Stored entries

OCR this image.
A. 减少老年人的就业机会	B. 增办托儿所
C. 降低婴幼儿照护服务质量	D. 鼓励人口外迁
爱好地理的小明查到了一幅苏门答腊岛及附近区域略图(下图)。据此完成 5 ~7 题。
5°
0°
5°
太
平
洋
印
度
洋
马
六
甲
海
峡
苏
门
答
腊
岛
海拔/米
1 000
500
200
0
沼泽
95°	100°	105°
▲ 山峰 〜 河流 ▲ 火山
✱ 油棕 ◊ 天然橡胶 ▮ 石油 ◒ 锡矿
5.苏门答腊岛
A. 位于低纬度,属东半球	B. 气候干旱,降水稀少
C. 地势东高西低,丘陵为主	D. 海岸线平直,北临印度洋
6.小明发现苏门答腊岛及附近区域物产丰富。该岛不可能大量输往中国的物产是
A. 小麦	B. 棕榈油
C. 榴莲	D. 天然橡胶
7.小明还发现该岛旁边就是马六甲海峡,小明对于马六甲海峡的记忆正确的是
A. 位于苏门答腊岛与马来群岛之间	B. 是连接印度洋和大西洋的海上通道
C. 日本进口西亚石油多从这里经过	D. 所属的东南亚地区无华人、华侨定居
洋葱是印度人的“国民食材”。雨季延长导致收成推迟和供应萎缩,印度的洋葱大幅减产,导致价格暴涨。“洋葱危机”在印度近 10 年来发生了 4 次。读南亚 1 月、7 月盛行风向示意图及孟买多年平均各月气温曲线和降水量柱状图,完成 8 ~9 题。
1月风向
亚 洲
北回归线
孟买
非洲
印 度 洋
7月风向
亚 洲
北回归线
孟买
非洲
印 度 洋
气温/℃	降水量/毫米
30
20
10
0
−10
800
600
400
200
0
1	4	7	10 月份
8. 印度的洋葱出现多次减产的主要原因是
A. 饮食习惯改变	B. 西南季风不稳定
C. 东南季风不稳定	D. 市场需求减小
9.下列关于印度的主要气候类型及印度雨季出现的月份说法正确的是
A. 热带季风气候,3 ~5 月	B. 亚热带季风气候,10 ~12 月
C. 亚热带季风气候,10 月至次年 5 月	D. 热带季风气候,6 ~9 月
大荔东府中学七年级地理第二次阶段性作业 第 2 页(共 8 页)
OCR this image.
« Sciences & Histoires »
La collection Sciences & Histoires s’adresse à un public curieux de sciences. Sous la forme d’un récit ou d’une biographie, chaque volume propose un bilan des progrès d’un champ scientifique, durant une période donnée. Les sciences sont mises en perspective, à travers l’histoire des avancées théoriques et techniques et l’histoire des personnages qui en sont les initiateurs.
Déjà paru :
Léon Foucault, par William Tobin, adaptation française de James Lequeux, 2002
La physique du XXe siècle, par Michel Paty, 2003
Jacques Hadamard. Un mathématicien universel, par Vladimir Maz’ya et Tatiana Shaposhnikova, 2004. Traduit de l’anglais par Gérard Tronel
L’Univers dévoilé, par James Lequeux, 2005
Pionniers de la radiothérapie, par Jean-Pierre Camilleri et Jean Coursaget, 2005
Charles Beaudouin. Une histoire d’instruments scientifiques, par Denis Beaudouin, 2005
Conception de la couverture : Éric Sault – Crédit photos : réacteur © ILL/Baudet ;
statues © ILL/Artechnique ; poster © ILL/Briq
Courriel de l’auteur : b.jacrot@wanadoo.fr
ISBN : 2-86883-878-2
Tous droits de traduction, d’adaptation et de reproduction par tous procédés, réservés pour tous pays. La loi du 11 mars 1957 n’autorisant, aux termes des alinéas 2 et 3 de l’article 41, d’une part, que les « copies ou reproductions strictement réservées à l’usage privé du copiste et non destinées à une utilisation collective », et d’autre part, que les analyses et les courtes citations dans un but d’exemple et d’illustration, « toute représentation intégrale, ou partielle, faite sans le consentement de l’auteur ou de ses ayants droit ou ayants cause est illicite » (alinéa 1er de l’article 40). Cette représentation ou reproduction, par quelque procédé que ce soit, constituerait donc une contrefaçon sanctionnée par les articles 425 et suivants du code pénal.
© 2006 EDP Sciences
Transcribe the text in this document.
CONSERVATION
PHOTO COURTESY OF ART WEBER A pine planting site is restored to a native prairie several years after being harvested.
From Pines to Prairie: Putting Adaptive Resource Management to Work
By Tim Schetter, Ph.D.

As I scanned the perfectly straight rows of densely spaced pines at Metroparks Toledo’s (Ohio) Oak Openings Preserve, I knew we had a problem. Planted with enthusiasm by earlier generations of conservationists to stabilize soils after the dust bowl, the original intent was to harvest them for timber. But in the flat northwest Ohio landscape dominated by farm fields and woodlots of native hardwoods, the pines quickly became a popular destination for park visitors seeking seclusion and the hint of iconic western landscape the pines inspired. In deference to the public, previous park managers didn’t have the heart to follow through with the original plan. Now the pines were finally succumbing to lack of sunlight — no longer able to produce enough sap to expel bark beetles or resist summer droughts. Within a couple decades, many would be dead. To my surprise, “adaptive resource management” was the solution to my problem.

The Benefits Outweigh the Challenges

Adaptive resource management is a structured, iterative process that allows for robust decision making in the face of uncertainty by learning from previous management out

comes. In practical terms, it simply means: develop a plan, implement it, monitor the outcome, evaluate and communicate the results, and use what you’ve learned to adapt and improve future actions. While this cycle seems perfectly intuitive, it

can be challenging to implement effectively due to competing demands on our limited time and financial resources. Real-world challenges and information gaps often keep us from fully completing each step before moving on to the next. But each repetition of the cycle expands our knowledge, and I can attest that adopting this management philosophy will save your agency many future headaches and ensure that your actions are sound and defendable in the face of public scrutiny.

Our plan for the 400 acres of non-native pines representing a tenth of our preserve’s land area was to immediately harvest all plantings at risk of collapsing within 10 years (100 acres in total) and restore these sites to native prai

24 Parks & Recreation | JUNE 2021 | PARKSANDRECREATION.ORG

**Problem:** All lines in the data that contain the word "热带季风气候" should be copied.

**Final result:**
A. 热带季风气候,3 ~5 月	B. 亚热带季风气候,10 ~12 月
C. 亚热带季风气候,10 月至次年 5 月	D. 热带季风气候,6 ~9 月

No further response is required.